__Set exercise__.
Each entry that follows is to be retyped exactly. Pictures do not belong in the copy.

__Provided data__.

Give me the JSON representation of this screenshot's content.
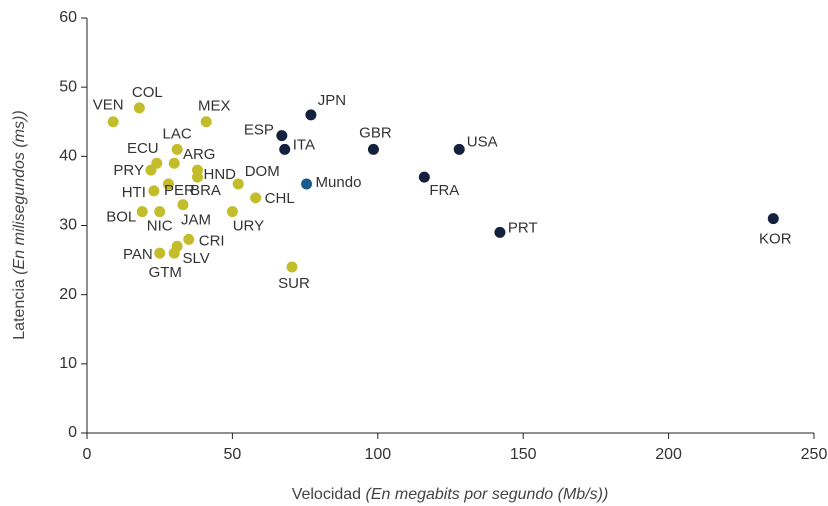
{
  "chart_data": {
    "type": "scatter",
    "labels": [
      "VEN",
      "COL",
      "MEX",
      "ECU",
      "LAC",
      "ARG",
      "PRY",
      "HND",
      "BRA",
      "PER",
      "HTI",
      "DOM",
      "JAM",
      "CHL",
      "BOL",
      "NIC",
      "URY",
      "CRI",
      "SLV",
      "GTM",
      "PAN",
      "SUR",
      "ESP",
      "JPN",
      "ITA",
      "GBR",
      "USA",
      "FRA",
      "PRT",
      "KOR",
      "Mundo"
    ],
    "x": [
      9,
      18,
      41,
      24,
      31,
      30,
      22,
      38,
      38,
      28,
      23,
      52,
      33,
      58,
      19,
      25,
      50,
      35,
      31,
      30,
      25,
      70.5,
      67,
      77,
      68,
      98.5,
      128,
      116,
      142,
      236,
      75.5
    ],
    "y": [
      45,
      47,
      45,
      39,
      41,
      39,
      38,
      38,
      37,
      36,
      35,
      36,
      33,
      34,
      32,
      32,
      32,
      28,
      27,
      26,
      26,
      24,
      43,
      46,
      41,
      41,
      41,
      37,
      29,
      31,
      36
    ],
    "colors": [
      "#c3bc2b",
      "#c3bc2b",
      "#c3bc2b",
      "#c3bc2b",
      "#c3bc2b",
      "#c3bc2b",
      "#c3bc2b",
      "#c3bc2b",
      "#c3bc2b",
      "#c3bc2b",
      "#c3bc2b",
      "#c3bc2b",
      "#c3bc2b",
      "#c3bc2b",
      "#c3bc2b",
      "#c3bc2b",
      "#c3bc2b",
      "#c3bc2b",
      "#c3bc2b",
      "#c3bc2b",
      "#c3bc2b",
      "#c3bc2b",
      "#13213f",
      "#13213f",
      "#13213f",
      "#13213f",
      "#13213f",
      "#13213f",
      "#13213f",
      "#13213f",
      "#1b5a8c"
    ],
    "xlabel": [
      "Velocidad",
      "(En megabits por segundo (Mb/s))"
    ],
    "ylabel": [
      "Latencia",
      "(En milisegundos (ms))"
    ],
    "xlim": [
      0,
      250
    ],
    "xticks": [
      0,
      50,
      100,
      150,
      200,
      250
    ],
    "ylim": [
      0,
      60
    ],
    "yticks": [
      0,
      10,
      20,
      30,
      40,
      50,
      60
    ],
    "grid": false
  }
}
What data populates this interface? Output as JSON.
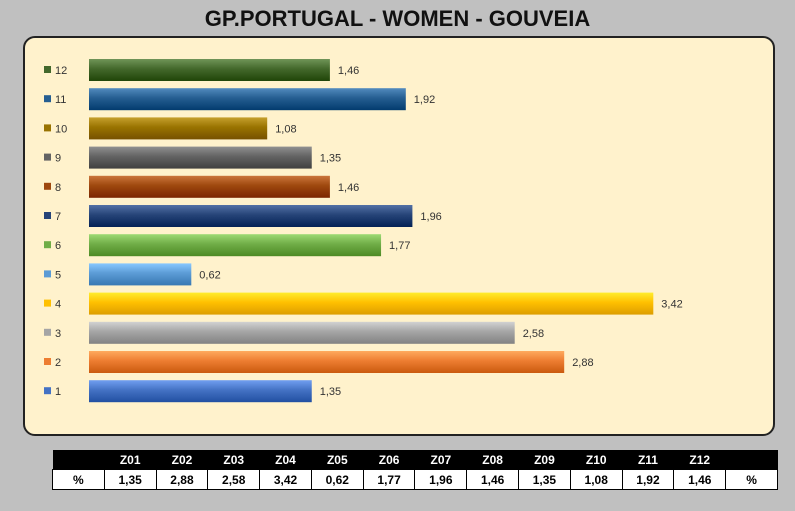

__Full answer__.
Give me the JSON representation of this screenshot's content.
{
  "chart_data": {
    "type": "scatter",
    "labels": [
      "VEN",
      "COL",
      "MEX",
      "ECU",
      "LAC",
      "ARG",
      "PRY",
      "HND",
      "BRA",
      "PER",
      "HTI",
      "DOM",
      "JAM",
      "CHL",
      "BOL",
      "NIC",
      "URY",
      "CRI",
      "SLV",
      "GTM",
      "PAN",
      "SUR",
      "ESP",
      "JPN",
      "ITA",
      "GBR",
      "USA",
      "FRA",
      "PRT",
      "KOR",
      "Mundo"
    ],
    "x": [
      9,
      18,
      41,
      24,
      31,
      30,
      22,
      38,
      38,
      28,
      23,
      52,
      33,
      58,
      19,
      25,
      50,
      35,
      31,
      30,
      25,
      70.5,
      67,
      77,
      68,
      98.5,
      128,
      116,
      142,
      236,
      75.5
    ],
    "y": [
      45,
      47,
      45,
      39,
      41,
      39,
      38,
      38,
      37,
      36,
      35,
      36,
      33,
      34,
      32,
      32,
      32,
      28,
      27,
      26,
      26,
      24,
      43,
      46,
      41,
      41,
      41,
      37,
      29,
      31,
      36
    ],
    "colors": [
      "#c3bc2b",
      "#c3bc2b",
      "#c3bc2b",
      "#c3bc2b",
      "#c3bc2b",
      "#c3bc2b",
      "#c3bc2b",
      "#c3bc2b",
      "#c3bc2b",
      "#c3bc2b",
      "#c3bc2b",
      "#c3bc2b",
      "#c3bc2b",
      "#c3bc2b",
      "#c3bc2b",
      "#c3bc2b",
      "#c3bc2b",
      "#c3bc2b",
      "#c3bc2b",
      "#c3bc2b",
      "#c3bc2b",
      "#c3bc2b",
      "#13213f",
      "#13213f",
      "#13213f",
      "#13213f",
      "#13213f",
      "#13213f",
      "#13213f",
      "#13213f",
      "#1b5a8c"
    ],
    "xlabel": [
      "Velocidad",
      "(En megabits por segundo (Mb/s))"
    ],
    "ylabel": [
      "Latencia",
      "(En milisegundos (ms))"
    ],
    "xlim": [
      0,
      250
    ],
    "xticks": [
      0,
      50,
      100,
      150,
      200,
      250
    ],
    "ylim": [
      0,
      60
    ],
    "yticks": [
      0,
      10,
      20,
      30,
      40,
      50,
      60
    ],
    "grid": false
  }
}
What data populates this interface? Output as JSON.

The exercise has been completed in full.